**GOAL:**
Say how many lines of the material below contain the word "system", with no other words.

**INPUT FOR THIS TASK:**
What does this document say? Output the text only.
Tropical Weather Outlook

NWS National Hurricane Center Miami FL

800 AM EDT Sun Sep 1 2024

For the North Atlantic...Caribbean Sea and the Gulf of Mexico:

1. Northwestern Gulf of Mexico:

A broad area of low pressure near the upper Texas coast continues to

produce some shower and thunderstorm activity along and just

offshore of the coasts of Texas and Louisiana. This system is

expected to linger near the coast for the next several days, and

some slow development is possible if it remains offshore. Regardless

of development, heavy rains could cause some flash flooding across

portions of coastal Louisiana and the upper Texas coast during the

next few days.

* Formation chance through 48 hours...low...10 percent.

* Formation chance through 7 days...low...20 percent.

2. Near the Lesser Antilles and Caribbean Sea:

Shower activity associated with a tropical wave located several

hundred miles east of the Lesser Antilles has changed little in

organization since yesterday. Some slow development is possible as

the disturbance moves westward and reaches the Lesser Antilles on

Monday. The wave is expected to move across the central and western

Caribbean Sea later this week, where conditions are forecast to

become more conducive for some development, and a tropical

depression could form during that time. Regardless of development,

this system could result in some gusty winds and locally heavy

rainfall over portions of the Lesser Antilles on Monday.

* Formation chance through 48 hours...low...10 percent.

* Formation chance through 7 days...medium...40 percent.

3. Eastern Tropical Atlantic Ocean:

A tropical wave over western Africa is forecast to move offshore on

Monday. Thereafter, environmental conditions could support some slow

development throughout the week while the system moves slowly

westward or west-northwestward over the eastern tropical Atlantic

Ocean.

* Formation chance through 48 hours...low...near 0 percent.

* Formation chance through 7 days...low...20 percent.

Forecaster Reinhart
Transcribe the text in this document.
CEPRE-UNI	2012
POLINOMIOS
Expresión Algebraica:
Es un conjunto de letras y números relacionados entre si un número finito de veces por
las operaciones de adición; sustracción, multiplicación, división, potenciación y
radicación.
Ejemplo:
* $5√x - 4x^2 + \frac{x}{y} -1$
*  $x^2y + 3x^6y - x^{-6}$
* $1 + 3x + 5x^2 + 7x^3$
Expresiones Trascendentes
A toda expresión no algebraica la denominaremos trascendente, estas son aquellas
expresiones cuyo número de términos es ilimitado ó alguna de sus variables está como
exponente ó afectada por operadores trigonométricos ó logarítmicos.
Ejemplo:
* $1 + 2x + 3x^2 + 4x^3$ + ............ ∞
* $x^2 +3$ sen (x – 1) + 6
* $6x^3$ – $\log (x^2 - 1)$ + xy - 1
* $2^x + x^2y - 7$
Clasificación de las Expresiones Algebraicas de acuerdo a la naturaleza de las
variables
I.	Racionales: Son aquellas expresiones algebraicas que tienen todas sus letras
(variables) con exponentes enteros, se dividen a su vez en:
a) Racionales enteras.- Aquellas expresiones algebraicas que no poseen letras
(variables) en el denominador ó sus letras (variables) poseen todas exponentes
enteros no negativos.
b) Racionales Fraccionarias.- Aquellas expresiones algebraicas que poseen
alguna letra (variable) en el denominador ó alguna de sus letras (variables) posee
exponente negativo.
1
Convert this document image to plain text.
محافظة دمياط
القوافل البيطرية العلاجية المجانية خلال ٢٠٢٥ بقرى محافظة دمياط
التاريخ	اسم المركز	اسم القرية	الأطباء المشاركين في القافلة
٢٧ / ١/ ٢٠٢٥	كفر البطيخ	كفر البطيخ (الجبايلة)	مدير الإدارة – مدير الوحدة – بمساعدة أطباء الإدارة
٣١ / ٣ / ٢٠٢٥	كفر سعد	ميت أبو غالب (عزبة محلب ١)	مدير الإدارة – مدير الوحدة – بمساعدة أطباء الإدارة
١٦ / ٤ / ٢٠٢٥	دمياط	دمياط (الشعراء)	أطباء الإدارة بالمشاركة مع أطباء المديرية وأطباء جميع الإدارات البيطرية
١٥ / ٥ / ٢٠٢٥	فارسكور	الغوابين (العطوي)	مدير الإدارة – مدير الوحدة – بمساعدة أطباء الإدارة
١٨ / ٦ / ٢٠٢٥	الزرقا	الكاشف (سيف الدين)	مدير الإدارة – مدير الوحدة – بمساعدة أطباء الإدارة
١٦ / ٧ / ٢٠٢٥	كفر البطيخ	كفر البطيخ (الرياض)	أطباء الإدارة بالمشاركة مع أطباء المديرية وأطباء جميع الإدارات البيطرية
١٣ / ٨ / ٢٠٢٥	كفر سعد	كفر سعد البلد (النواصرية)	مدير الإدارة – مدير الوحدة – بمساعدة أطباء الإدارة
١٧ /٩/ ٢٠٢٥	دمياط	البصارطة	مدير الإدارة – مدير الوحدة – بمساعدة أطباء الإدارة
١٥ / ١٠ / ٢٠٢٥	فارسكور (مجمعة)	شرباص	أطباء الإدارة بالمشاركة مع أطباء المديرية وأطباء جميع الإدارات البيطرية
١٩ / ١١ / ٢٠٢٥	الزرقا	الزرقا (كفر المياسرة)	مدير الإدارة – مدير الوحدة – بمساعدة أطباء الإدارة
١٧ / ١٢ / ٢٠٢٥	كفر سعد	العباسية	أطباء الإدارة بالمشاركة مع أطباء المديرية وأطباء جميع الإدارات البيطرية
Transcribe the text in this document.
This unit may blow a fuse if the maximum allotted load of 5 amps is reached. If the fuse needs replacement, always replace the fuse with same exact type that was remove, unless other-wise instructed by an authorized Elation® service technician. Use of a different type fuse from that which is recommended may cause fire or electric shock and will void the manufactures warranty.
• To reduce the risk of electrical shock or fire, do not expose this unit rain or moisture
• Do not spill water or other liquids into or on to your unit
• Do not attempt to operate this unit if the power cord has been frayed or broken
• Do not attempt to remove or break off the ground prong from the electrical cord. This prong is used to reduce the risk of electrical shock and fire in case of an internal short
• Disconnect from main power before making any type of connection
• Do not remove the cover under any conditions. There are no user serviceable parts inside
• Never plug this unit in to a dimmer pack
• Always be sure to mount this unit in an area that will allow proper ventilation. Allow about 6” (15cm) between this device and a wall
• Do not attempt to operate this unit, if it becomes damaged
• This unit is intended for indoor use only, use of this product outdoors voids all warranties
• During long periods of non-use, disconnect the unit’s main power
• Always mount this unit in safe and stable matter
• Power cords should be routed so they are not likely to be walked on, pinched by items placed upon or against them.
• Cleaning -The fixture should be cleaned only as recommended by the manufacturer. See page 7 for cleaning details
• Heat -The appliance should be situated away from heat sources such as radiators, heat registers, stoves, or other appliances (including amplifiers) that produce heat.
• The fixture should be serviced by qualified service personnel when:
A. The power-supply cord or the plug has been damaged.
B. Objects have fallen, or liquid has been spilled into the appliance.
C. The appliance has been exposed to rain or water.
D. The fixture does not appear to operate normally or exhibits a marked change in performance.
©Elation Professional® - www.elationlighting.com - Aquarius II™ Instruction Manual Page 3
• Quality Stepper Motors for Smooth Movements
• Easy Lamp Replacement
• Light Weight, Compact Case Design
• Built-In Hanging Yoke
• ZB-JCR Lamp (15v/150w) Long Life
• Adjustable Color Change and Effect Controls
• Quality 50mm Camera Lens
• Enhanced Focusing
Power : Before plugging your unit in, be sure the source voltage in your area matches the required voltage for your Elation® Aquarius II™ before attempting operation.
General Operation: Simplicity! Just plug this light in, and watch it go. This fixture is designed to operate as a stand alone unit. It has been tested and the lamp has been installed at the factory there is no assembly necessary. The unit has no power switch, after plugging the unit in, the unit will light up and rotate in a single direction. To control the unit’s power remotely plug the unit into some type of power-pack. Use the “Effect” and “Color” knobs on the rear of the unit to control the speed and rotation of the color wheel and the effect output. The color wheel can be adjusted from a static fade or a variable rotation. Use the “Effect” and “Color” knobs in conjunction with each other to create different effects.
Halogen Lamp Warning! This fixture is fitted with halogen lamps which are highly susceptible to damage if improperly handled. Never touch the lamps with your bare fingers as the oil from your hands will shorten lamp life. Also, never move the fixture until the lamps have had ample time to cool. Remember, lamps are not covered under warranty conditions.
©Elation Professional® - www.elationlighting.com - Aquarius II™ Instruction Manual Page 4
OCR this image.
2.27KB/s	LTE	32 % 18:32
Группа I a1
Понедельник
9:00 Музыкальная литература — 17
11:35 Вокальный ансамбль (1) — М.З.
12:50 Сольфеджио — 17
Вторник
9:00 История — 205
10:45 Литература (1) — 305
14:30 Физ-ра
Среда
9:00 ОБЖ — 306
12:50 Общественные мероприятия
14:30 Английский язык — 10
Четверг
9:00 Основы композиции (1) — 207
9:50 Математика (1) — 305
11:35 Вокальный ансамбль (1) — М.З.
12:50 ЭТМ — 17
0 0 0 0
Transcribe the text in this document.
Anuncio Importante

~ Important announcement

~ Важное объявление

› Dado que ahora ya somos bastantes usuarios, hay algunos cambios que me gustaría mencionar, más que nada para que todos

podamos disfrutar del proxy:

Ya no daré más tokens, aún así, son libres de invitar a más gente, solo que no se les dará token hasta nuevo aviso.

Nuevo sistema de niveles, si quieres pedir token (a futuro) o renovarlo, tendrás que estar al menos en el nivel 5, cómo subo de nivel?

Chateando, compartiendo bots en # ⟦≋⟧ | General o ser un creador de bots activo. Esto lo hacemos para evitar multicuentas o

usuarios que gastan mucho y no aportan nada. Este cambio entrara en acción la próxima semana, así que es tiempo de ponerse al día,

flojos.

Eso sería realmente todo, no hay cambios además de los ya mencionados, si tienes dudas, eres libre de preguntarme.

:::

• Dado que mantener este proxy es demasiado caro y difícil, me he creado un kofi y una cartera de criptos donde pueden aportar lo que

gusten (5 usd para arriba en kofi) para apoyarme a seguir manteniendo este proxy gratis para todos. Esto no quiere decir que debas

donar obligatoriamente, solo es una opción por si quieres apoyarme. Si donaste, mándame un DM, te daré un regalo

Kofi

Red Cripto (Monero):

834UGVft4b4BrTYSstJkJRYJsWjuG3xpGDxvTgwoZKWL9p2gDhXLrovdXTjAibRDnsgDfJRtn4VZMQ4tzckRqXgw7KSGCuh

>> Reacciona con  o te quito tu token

**RESPONSE BELOW:**
3